# Dataset records

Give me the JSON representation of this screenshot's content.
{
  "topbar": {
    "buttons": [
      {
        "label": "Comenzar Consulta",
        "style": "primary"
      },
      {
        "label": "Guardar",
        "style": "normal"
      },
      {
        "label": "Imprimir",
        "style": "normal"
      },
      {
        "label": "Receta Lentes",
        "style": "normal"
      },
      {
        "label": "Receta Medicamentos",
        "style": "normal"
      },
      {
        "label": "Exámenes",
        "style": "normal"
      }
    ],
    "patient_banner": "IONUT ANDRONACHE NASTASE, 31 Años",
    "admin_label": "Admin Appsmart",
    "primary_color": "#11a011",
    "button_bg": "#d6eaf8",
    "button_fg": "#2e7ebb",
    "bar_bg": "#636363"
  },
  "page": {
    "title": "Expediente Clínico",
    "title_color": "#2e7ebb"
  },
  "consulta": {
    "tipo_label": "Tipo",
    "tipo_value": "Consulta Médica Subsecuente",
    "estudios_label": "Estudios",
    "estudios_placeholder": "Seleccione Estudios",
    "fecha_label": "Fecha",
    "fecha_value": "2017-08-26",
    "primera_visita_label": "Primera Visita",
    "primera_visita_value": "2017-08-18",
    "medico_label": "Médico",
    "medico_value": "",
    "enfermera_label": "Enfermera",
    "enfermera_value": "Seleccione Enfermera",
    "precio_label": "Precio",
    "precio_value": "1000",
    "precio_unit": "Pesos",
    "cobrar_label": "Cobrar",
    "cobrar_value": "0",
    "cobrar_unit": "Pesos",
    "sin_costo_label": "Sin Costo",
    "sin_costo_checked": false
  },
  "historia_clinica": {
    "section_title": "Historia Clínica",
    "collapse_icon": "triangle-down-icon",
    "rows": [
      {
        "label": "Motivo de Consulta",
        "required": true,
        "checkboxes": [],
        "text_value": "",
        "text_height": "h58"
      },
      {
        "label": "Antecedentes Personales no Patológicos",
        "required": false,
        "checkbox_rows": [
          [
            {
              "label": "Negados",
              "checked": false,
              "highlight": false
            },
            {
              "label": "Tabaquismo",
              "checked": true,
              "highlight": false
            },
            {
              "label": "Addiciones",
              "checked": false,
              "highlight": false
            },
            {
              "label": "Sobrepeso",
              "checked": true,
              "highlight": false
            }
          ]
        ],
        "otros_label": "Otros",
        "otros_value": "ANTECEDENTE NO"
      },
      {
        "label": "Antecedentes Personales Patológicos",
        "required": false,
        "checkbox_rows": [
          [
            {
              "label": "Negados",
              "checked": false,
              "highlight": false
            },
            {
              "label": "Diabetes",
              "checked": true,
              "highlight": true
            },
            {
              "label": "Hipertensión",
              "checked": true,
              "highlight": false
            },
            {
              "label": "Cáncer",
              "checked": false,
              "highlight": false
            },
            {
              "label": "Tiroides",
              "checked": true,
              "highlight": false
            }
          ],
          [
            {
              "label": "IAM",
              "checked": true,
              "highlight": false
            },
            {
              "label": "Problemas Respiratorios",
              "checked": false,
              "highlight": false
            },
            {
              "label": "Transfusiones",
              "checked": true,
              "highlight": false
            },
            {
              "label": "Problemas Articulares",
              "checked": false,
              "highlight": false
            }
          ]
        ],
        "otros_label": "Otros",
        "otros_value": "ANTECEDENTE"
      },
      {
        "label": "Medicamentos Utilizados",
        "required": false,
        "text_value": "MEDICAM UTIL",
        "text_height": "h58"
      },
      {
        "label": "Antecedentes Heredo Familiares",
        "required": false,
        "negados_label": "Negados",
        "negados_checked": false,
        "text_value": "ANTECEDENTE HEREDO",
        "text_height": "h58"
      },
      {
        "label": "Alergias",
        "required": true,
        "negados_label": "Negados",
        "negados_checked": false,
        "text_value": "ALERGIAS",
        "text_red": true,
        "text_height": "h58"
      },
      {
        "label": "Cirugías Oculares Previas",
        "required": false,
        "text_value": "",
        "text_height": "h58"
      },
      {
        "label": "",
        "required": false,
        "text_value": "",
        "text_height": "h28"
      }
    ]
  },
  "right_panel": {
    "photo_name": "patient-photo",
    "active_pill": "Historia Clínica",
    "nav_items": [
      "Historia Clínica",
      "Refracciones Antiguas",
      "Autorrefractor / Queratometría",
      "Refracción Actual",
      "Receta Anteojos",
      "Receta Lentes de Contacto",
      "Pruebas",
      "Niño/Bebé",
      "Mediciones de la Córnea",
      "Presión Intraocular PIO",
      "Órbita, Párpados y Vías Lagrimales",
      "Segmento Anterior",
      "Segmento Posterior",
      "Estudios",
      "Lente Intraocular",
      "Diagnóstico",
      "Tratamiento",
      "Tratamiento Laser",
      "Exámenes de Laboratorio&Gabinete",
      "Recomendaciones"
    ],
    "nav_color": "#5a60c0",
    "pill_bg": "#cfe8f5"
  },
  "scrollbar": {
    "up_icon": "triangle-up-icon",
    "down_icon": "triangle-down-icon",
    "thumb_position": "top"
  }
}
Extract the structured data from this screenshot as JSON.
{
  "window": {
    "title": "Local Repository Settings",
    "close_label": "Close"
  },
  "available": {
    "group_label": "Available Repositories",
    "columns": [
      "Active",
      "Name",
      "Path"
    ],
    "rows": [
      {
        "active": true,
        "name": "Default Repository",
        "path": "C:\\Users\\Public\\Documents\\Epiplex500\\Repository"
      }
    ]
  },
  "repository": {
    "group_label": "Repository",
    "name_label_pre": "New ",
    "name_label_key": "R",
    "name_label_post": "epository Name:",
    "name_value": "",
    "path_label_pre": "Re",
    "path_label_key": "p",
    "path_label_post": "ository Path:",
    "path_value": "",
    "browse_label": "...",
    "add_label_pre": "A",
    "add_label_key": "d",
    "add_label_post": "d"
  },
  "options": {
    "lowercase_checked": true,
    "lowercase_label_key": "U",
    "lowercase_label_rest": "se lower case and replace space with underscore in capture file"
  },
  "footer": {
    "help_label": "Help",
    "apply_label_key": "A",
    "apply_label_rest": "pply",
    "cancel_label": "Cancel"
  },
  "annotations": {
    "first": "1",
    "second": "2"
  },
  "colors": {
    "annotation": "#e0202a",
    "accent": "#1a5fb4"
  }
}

# Stated problem
Copy and report every line where the word "Pesos" is present.

# The solution
    "precio_unit": "Pesos",
    "cobrar_unit": "Pesos",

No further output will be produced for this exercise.